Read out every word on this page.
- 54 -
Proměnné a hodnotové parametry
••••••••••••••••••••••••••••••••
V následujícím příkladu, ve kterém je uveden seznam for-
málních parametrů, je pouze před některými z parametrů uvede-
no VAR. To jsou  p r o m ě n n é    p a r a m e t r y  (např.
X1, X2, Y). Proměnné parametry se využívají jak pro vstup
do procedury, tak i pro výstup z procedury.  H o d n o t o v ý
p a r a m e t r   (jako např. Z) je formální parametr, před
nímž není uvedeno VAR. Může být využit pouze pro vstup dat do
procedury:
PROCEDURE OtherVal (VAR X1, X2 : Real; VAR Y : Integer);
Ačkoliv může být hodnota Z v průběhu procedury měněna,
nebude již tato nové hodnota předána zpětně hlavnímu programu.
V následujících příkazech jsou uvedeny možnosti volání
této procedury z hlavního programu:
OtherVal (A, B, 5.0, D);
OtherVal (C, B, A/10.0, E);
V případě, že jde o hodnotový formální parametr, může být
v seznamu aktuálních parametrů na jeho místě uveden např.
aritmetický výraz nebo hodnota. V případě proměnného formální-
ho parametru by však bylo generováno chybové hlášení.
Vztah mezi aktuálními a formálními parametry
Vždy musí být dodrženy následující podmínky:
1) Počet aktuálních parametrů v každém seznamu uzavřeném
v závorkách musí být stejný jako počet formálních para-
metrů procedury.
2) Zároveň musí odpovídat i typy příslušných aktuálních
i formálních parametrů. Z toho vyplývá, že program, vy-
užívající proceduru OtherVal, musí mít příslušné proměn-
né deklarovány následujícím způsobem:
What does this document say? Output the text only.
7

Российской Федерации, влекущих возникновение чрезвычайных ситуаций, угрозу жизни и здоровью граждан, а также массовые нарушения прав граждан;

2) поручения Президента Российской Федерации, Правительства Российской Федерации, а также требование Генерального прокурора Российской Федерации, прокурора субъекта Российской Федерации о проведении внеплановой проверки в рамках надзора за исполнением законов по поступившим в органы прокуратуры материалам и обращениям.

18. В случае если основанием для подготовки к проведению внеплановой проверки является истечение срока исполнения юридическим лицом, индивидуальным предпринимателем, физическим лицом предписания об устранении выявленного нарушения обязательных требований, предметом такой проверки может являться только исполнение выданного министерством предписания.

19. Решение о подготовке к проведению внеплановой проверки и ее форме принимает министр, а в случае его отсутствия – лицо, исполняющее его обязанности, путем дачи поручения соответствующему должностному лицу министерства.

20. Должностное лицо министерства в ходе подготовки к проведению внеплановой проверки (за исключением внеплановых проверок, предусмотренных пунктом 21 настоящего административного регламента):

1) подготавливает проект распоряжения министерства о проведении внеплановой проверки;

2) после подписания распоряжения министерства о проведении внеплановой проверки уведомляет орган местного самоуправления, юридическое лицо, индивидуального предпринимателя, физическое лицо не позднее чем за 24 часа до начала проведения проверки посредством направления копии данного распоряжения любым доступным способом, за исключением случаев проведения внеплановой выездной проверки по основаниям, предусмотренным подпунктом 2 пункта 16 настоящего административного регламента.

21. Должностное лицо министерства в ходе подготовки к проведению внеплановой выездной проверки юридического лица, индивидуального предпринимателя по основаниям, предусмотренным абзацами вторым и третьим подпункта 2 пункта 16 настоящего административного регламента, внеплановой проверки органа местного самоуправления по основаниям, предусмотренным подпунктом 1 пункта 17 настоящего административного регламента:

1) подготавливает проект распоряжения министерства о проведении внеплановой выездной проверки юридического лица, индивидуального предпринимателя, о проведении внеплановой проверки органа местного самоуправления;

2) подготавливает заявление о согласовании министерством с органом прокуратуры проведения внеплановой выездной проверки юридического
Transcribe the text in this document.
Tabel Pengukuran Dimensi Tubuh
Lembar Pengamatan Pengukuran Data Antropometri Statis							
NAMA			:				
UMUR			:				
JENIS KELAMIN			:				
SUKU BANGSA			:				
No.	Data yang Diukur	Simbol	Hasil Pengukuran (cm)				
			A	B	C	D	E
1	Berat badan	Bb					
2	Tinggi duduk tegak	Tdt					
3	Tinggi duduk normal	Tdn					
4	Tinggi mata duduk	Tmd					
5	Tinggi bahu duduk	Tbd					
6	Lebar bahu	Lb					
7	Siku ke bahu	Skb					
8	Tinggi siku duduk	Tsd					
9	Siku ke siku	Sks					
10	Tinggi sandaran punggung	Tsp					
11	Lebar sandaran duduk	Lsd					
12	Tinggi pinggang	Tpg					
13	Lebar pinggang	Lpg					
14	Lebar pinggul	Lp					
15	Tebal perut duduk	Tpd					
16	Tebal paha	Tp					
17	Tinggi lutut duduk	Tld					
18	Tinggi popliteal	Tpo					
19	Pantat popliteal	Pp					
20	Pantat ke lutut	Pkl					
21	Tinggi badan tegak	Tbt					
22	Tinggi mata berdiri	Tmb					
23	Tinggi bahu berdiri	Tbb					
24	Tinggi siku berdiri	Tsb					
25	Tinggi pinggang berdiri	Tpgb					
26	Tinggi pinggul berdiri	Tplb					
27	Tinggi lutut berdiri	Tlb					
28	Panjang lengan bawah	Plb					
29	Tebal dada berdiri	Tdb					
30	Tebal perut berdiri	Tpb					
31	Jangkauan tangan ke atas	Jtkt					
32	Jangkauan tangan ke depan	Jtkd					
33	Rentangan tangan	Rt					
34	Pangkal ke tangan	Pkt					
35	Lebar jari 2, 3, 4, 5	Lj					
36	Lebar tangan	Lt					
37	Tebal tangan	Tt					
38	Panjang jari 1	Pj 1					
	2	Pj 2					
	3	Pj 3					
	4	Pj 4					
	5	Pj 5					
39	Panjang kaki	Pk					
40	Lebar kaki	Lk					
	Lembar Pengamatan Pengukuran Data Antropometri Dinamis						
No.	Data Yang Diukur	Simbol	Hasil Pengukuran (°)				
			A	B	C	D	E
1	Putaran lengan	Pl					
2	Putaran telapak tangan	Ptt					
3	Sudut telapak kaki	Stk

————————

* _Task_
Reproduce every record, matching each line exactly.

* _Exercise response_
Read out every word on this page.
- 54 -
Proměnné a hodnotové parametry
••••••••••••••••••••••••••••••••
V následujícím příkladu, ve kterém je uveden seznam for-
málních parametrů, je pouze před některými z parametrů uvede-
no VAR. To jsou  p r o m ě n n é    p a r a m e t r y  (např.
X1, X2, Y). Proměnné parametry se využívají jak pro vstup
do procedury, tak i pro výstup z procedury.  H o d n o t o v ý
p a r a m e t r   (jako např. Z) je formální parametr, před
nímž není uvedeno VAR. Může být využit pouze pro vstup dat do
procedury:
PROCEDURE OtherVal (VAR X1, X2 : Real; VAR Y : Integer);
Ačkoliv může být hodnota Z v průběhu procedury měněna,
nebude již tato nové hodnota předána zpětně hlavnímu programu.
V následujících příkazech jsou uvedeny možnosti volání
této procedury z hlavního programu:
OtherVal (A, B, 5.0, D);
OtherVal (C, B, A/10.0, E);
V případě, že jde o hodnotový formální parametr, může být
v seznamu aktuálních parametrů na jeho místě uveden např.
aritmetický výraz nebo hodnota. V případě proměnného formální-
ho parametru by však bylo generováno chybové hlášení.
Vztah mezi aktuálními a formálními parametry
Vždy musí být dodrženy následující podmínky:
1) Počet aktuálních parametrů v každém seznamu uzavřeném
v závorkách musí být stejný jako počet formálních para-
metrů procedury.
2) Zároveň musí odpovídat i typy příslušných aktuálních
i formálních parametrů. Z toho vyplývá, že program, vy-
užívající proceduru OtherVal, musí mít příslušné proměn-
né deklarovány následujícím způsobem:
What does this document say? Output the text only.
7

Российской Федерации, влекущих возникновение чрезвычайных ситуаций, угрозу жизни и здоровью граждан, а также массовые нарушения прав граждан;

2) поручения Президента Российской Федерации, Правительства Российской Федерации, а также требование Генерального прокурора Российской Федерации, прокурора субъекта Российской Федерации о проведении внеплановой проверки в рамках надзора за исполнением законов по поступившим в органы прокуратуры материалам и обращениям.

18. В случае если основанием для подготовки к проведению внеплановой проверки является истечение срока исполнения юридическим лицом, индивидуальным предпринимателем, физическим лицом предписания об устранении выявленного нарушения обязательных требований, предметом такой проверки может являться только исполнение выданного министерством предписания.

19. Решение о подготовке к проведению внеплановой проверки и ее форме принимает министр, а в случае его отсутствия – лицо, исполняющее его обязанности, путем дачи поручения соответствующему должностному лицу министерства.

20. Должностное лицо министерства в ходе подготовки к проведению внеплановой проверки (за исключением внеплановых проверок, предусмотренных пунктом 21 настоящего административного регламента):

1) подготавливает проект распоряжения министерства о проведении внеплановой проверки;

2) после подписания распоряжения министерства о проведении внеплановой проверки уведомляет орган местного самоуправления, юридическое лицо, индивидуального предпринимателя, физическое лицо не позднее чем за 24 часа до начала проведения проверки посредством направления копии данного распоряжения любым доступным способом, за исключением случаев проведения внеплановой выездной проверки по основаниям, предусмотренным подпунктом 2 пункта 16 настоящего административного регламента.

21. Должностное лицо министерства в ходе подготовки к проведению внеплановой выездной проверки юридического лица, индивидуального предпринимателя по основаниям, предусмотренным абзацами вторым и третьим подпункта 2 пункта 16 настоящего административного регламента, внеплановой проверки органа местного самоуправления по основаниям, предусмотренным подпунктом 1 пункта 17 настоящего административного регламента:

1) подготавливает проект распоряжения министерства о проведении внеплановой выездной проверки юридического лица, индивидуального предпринимателя, о проведении внеплановой проверки органа местного самоуправления;

2) подготавливает заявление о согласовании министерством с органом прокуратуры проведения внеплановой выездной проверки юридического
Transcribe the text in this document.
Tabel Pengukuran Dimensi Tubuh
Lembar Pengamatan Pengukuran Data Antropometri Statis							
NAMA			:				
UMUR			:				
JENIS KELAMIN			:				
SUKU BANGSA			:				
No.	Data yang Diukur	Simbol	Hasil Pengukuran (cm)				
			A	B	C	D	E
1	Berat badan	Bb					
2	Tinggi duduk tegak	Tdt					
3	Tinggi duduk normal	Tdn					
4	Tinggi mata duduk	Tmd					
5	Tinggi bahu duduk	Tbd					
6	Lebar bahu	Lb					
7	Siku ke bahu	Skb					
8	Tinggi siku duduk	Tsd					
9	Siku ke siku	Sks					
10	Tinggi sandaran punggung	Tsp					
11	Lebar sandaran duduk	Lsd					
12	Tinggi pinggang	Tpg					
13	Lebar pinggang	Lpg					
14	Lebar pinggul	Lp					
15	Tebal perut duduk	Tpd					
16	Tebal paha	Tp					
17	Tinggi lutut duduk	Tld					
18	Tinggi popliteal	Tpo					
19	Pantat popliteal	Pp					
20	Pantat ke lutut	Pkl					
21	Tinggi badan tegak	Tbt					
22	Tinggi mata berdiri	Tmb					
23	Tinggi bahu berdiri	Tbb					
24	Tinggi siku berdiri	Tsb					
25	Tinggi pinggang berdiri	Tpgb					
26	Tinggi pinggul berdiri	Tplb					
27	Tinggi lutut berdiri	Tlb					
28	Panjang lengan bawah	Plb					
29	Tebal dada berdiri	Tdb					
30	Tebal perut berdiri	Tpb					
31	Jangkauan tangan ke atas	Jtkt					
32	Jangkauan tangan ke depan	Jtkd					
33	Rentangan tangan	Rt					
34	Pangkal ke tangan	Pkt					
35	Lebar jari 2, 3, 4, 5	Lj					
36	Lebar tangan	Lt					
37	Tebal tangan	Tt					
38	Panjang jari 1	Pj 1					
	2	Pj 2					
	3	Pj 3					
	4	Pj 4					
	5	Pj 5					
39	Panjang kaki	Pk					
40	Lebar kaki	Lk					
	Lembar Pengamatan Pengukuran Data Antropometri Dinamis						
No.	Data Yang Diukur	Simbol	Hasil Pengukuran (°)				
			A	B	C	D	E
1	Putaran lengan	Pl					
2	Putaran telapak tangan	Ptt					
3	Sudut telapak kaki	Stk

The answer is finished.